* _TEKS BACAAN_:
------------------------------------------------

Oleh : PROF. DR. H. MIFTAH FARIDL

Perbincangan di seputar zakat dan berbagai permasalahannya nyaring mengemuka pada sekitar lima tahun terakhir. Perbincangan terutama bermula dari pertanyaan besar, mengapa potensi kekayaan yang cukup besar itu belum mampu menjawab persoalan kemiskinan yang selama ini melilit kehidupan umat. Padahal, jika dibuat kalkulasi dengan mendasarkan pada argumen bahwa zakat itu merupakan “keharusan”, banyak persoalan kemiskinan akan bisa ditanggulangi. Lalu, jika kenyataannya memang masih memperlihatkan kondisi kesejahteraan ekonomi yang masih timpang, sementara jumlah orang kaya (aghniya) terus meningkat, maka hampir bisa dipastikan, ada sesuatu yang tidak beres dengan pelaksanaan kewajiban zakat. Atas dasar kenyataan ini pula, salah satunya, pada tahun 1999 lahir Undang-undang zakat.

------------------------------------------------

* _CUPLIKAN MATERI_:
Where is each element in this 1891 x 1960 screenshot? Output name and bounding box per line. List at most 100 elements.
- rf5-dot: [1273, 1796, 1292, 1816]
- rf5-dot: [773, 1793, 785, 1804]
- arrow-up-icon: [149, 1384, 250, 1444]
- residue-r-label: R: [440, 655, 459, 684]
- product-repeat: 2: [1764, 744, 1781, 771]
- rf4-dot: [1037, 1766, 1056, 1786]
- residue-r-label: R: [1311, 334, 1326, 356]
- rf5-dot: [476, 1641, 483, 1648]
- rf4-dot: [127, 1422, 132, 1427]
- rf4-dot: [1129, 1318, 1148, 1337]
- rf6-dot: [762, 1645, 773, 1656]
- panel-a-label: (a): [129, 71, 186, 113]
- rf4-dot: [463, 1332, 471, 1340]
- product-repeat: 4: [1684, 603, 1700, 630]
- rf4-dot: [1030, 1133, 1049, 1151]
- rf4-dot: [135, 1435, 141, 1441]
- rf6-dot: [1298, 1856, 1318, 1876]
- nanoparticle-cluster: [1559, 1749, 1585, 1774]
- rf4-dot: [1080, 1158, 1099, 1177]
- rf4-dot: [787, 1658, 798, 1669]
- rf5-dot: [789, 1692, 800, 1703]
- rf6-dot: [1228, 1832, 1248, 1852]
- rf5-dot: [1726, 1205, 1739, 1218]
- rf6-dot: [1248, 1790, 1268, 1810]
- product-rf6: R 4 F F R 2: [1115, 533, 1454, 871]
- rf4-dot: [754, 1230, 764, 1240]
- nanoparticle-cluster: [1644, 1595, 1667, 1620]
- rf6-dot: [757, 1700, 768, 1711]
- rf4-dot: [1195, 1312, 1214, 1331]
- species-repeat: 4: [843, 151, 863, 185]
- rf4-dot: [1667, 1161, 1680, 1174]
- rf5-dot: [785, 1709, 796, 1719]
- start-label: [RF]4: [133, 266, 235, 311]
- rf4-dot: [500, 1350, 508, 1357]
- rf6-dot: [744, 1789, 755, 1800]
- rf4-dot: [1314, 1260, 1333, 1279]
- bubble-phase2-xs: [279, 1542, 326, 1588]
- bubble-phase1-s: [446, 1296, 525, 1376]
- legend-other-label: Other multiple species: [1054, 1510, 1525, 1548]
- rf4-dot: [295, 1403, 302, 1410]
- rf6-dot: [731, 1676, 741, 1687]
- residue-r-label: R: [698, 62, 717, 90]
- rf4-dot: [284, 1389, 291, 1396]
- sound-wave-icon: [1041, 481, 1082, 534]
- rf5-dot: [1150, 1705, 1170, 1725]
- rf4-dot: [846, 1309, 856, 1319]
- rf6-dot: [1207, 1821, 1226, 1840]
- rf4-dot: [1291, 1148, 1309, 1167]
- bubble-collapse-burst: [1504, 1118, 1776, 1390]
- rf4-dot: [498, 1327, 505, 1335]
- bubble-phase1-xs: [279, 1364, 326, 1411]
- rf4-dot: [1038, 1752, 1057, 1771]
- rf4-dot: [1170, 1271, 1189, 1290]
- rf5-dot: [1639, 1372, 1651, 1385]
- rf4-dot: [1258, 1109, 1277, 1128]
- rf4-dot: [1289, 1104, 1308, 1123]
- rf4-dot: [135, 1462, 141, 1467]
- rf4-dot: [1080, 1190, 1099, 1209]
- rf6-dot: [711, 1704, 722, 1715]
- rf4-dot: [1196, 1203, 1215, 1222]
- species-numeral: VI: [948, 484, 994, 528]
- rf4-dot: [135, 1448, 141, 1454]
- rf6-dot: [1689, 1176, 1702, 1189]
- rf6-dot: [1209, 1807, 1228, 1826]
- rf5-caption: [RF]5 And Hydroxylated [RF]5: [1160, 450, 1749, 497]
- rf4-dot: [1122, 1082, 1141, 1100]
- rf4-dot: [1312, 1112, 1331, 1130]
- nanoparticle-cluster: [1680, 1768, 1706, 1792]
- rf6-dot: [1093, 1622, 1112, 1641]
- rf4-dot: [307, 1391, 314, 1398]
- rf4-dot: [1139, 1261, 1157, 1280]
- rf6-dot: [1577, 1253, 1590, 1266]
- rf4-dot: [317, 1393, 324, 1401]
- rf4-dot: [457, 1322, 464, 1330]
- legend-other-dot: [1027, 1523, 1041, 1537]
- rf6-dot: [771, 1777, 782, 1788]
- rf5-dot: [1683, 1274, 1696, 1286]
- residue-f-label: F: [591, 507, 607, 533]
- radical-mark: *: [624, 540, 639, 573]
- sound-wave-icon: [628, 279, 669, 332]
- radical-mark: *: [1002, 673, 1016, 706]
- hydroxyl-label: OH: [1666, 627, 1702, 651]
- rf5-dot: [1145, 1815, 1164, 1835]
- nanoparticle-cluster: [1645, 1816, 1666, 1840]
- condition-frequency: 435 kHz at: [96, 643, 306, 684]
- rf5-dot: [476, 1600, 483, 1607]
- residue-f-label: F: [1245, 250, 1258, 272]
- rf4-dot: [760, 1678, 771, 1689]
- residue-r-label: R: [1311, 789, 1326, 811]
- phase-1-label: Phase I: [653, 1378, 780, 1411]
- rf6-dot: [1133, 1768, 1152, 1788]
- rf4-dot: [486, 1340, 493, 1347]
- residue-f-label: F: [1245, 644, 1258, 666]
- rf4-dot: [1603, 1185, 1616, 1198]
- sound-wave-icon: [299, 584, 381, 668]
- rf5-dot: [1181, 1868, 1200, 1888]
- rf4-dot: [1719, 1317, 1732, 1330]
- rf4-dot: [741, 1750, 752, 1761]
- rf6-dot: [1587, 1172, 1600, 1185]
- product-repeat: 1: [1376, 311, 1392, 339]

------------------------------------------------

Tentukan apakah setiap pernyataan berikut sesuai dengan teks tentang zakat di atas, lalu jawab ya atau tidak beserta kutipan persis kata-kata teks yang menentukannya.
1. Perbincangan tentang zakat mengemuka pada sekitar lima tahun terakhir.
2. Undang-undang zakat lahir pada tahun 2001.
3. Menurut teks, jumlah orang kaya (aghniya) terus menurun.

* _JAWABAN SOAL_:
1. Ya: "nyaring mengemuka pada sekitar lima tahun terakhir"
2. Tidak: "pada tahun 1999 lahir Undang-undang zakat"
3. Tidak: "jumlah orang kaya (aghniya) terus meningkat"